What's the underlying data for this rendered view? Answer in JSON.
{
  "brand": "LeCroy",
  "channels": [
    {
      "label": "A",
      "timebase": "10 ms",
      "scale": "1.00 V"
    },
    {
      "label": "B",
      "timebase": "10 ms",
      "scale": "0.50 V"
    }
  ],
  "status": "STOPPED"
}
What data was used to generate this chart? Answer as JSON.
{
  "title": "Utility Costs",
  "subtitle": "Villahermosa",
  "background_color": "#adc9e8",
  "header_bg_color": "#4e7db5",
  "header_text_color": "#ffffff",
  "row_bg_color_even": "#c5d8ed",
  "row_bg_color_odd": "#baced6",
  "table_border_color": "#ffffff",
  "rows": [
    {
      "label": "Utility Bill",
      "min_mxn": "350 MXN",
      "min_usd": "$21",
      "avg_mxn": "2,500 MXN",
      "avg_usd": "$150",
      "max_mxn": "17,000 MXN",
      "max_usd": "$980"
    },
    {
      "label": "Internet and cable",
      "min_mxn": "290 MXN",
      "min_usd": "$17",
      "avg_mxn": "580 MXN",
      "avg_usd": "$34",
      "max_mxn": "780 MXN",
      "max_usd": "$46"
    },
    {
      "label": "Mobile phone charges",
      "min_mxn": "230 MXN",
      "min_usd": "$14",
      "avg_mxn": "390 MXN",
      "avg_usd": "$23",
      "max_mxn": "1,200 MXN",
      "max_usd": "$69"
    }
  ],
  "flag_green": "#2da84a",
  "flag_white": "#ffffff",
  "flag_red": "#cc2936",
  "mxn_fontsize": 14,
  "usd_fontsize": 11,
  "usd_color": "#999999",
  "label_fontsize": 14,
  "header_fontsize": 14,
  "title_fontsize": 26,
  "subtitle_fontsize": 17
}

--------------------------------------------------

*What is asked*.
Type the material above out again, exactly.

*Completed task*.
What's the underlying data for this rendered view? Answer in JSON.
{
  "brand": "LeCroy",
  "channels": [
    {
      "label": "A",
      "timebase": "10 ms",
      "scale": "1.00 V"
    },
    {
      "label": "B",
      "timebase": "10 ms",
      "scale": "0.50 V"
    }
  ],
  "status": "STOPPED"
}
What data was used to generate this chart? Answer as JSON.
{
  "title": "Utility Costs",
  "subtitle": "Villahermosa",
  "background_color": "#adc9e8",
  "header_bg_color": "#4e7db5",
  "header_text_color": "#ffffff",
  "row_bg_color_even": "#c5d8ed",
  "row_bg_color_odd": "#baced6",
  "table_border_color": "#ffffff",
  "rows": [
    {
      "label": "Utility Bill",
      "min_mxn": "350 MXN",
      "min_usd": "$21",
      "avg_mxn": "2,500 MXN",
      "avg_usd": "$150",
      "max_mxn": "17,000 MXN",
      "max_usd": "$980"
    },
    {
      "label": "Internet and cable",
      "min_mxn": "290 MXN",
      "min_usd": "$17",
      "avg_mxn": "580 MXN",
      "avg_usd": "$34",
      "max_mxn": "780 MXN",
      "max_usd": "$46"
    },
    {
      "label": "Mobile phone charges",
      "min_mxn": "230 MXN",
      "min_usd": "$14",
      "avg_mxn": "390 MXN",
      "avg_usd": "$23",
      "max_mxn": "1,200 MXN",
      "max_usd": "$69"
    }
  ],
  "flag_green": "#2da84a",
  "flag_white": "#ffffff",
  "flag_red": "#cc2936",
  "mxn_fontsize": 14,
  "usd_fontsize": 11,
  "usd_color": "#999999",
  "label_fontsize": 14,
  "header_fontsize": 14,
  "title_fontsize": 26,
  "subtitle_fontsize": 17
}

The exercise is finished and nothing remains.